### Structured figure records
--- START ---
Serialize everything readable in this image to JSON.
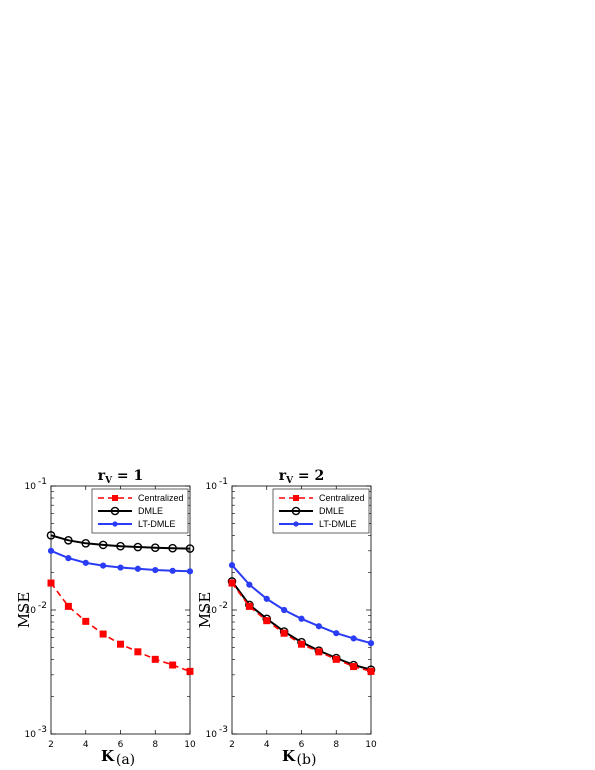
{
  "chart_data": [
    {
      "type": "line",
      "title": "r_V = 1",
      "title_main": "r",
      "title_sub": "V",
      "title_rest": " = 1",
      "xlabel": "K",
      "ylabel": "MSE",
      "caption": "(a)",
      "x": [
        2,
        3,
        4,
        5,
        6,
        7,
        8,
        9,
        10
      ],
      "xlim": [
        2,
        10
      ],
      "ylim": [
        0.001,
        0.1
      ],
      "yscale": "log",
      "xticks": [
        "2",
        "4",
        "6",
        "8",
        "10"
      ],
      "yticks": [
        {
          "base": "10",
          "exp": "-1"
        },
        {
          "base": "10",
          "exp": "-2"
        },
        {
          "base": "10",
          "exp": "-3"
        }
      ],
      "legend_position": "top-right",
      "series": [
        {
          "name": "Centralized",
          "color": "#ff0000",
          "line": "dashed",
          "marker": "square",
          "values": [
            0.0165,
            0.0107,
            0.0081,
            0.0064,
            0.0053,
            0.0046,
            0.004,
            0.0036,
            0.0032
          ]
        },
        {
          "name": "DMLE",
          "color": "#000000",
          "line": "solid",
          "marker": "circle",
          "values": [
            0.04,
            0.0365,
            0.0345,
            0.0335,
            0.0327,
            0.0322,
            0.0318,
            0.0315,
            0.0313
          ]
        },
        {
          "name": "LT-DMLE",
          "color": "#2b3cf5",
          "line": "solid",
          "marker": "dot",
          "values": [
            0.03,
            0.0262,
            0.024,
            0.0228,
            0.022,
            0.0215,
            0.021,
            0.0207,
            0.0205
          ]
        }
      ]
    },
    {
      "type": "line",
      "title": "r_V = 2",
      "title_main": "r",
      "title_sub": "V",
      "title_rest": " = 2",
      "xlabel": "K",
      "ylabel": "MSE",
      "caption": "(b)",
      "x": [
        2,
        3,
        4,
        5,
        6,
        7,
        8,
        9,
        10
      ],
      "xlim": [
        2,
        10
      ],
      "ylim": [
        0.001,
        0.1
      ],
      "yscale": "log",
      "xticks": [
        "2",
        "4",
        "6",
        "8",
        "10"
      ],
      "yticks": [
        {
          "base": "10",
          "exp": "-1"
        },
        {
          "base": "10",
          "exp": "-2"
        },
        {
          "base": "10",
          "exp": "-3"
        }
      ],
      "legend_position": "top-right",
      "series": [
        {
          "name": "Centralized",
          "color": "#ff0000",
          "line": "dashed",
          "marker": "square",
          "values": [
            0.0165,
            0.0107,
            0.0082,
            0.0065,
            0.0053,
            0.0046,
            0.004,
            0.0035,
            0.0032
          ]
        },
        {
          "name": "DMLE",
          "color": "#000000",
          "line": "solid",
          "marker": "circle",
          "values": [
            0.017,
            0.011,
            0.0085,
            0.0067,
            0.0055,
            0.0047,
            0.0041,
            0.0036,
            0.0033
          ]
        },
        {
          "name": "LT-DMLE",
          "color": "#2b3cf5",
          "line": "solid",
          "marker": "dot",
          "values": [
            0.023,
            0.016,
            0.0123,
            0.01,
            0.0085,
            0.0074,
            0.0065,
            0.0059,
            0.0054
          ]
        }
      ]
    }
  ]
}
--- END ---
### Set task
Drop the images and repeat the data exactly.

### Output for this exercise
Serialize everything readable in this image to JSON.
{
  "chart_data": [
    {
      "type": "line",
      "title": "r_V = 1",
      "title_main": "r",
      "title_sub": "V",
      "title_rest": " = 1",
      "xlabel": "K",
      "ylabel": "MSE",
      "caption": "(a)",
      "x": [
        2,
        3,
        4,
        5,
        6,
        7,
        8,
        9,
        10
      ],
      "xlim": [
        2,
        10
      ],
      "ylim": [
        0.001,
        0.1
      ],
      "yscale": "log",
      "xticks": [
        "2",
        "4",
        "6",
        "8",
        "10"
      ],
      "yticks": [
        {
          "base": "10",
          "exp": "-1"
        },
        {
          "base": "10",
          "exp": "-2"
        },
        {
          "base": "10",
          "exp": "-3"
        }
      ],
      "legend_position": "top-right",
      "series": [
        {
          "name": "Centralized",
          "color": "#ff0000",
          "line": "dashed",
          "marker": "square",
          "values": [
            0.0165,
            0.0107,
            0.0081,
            0.0064,
            0.0053,
            0.0046,
            0.004,
            0.0036,
            0.0032
          ]
        },
        {
          "name": "DMLE",
          "color": "#000000",
          "line": "solid",
          "marker": "circle",
          "values": [
            0.04,
            0.0365,
            0.0345,
            0.0335,
            0.0327,
            0.0322,
            0.0318,
            0.0315,
            0.0313
          ]
        },
        {
          "name": "LT-DMLE",
          "color": "#2b3cf5",
          "line": "solid",
          "marker": "dot",
          "values": [
            0.03,
            0.0262,
            0.024,
            0.0228,
            0.022,
            0.0215,
            0.021,
            0.0207,
            0.0205
          ]
        }
      ]
    },
    {
      "type": "line",
      "title": "r_V = 2",
      "title_main": "r",
      "title_sub": "V",
      "title_rest": " = 2",
      "xlabel": "K",
      "ylabel": "MSE",
      "caption": "(b)",
      "x": [
        2,
        3,
        4,
        5,
        6,
        7,
        8,
        9,
        10
      ],
      "xlim": [
        2,
        10
      ],
      "ylim": [
        0.001,
        0.1
      ],
      "yscale": "log",
      "xticks": [
        "2",
        "4",
        "6",
        "8",
        "10"
      ],
      "yticks": [
        {
          "base": "10",
          "exp": "-1"
        },
        {
          "base": "10",
          "exp": "-2"
        },
        {
          "base": "10",
          "exp": "-3"
        }
      ],
      "legend_position": "top-right",
      "series": [
        {
          "name": "Centralized",
          "color": "#ff0000",
          "line": "dashed",
          "marker": "square",
          "values": [
            0.0165,
            0.0107,
            0.0082,
            0.0065,
            0.0053,
            0.0046,
            0.004,
            0.0035,
            0.0032
          ]
        },
        {
          "name": "DMLE",
          "color": "#000000",
          "line": "solid",
          "marker": "circle",
          "values": [
            0.017,
            0.011,
            0.0085,
            0.0067,
            0.0055,
            0.0047,
            0.0041,
            0.0036,
            0.0033
          ]
        },
        {
          "name": "LT-DMLE",
          "color": "#2b3cf5",
          "line": "solid",
          "marker": "dot",
          "values": [
            0.023,
            0.016,
            0.0123,
            0.01,
            0.0085,
            0.0074,
            0.0065,
            0.0059,
            0.0054
          ]
        }
      ]
    }
  ]
}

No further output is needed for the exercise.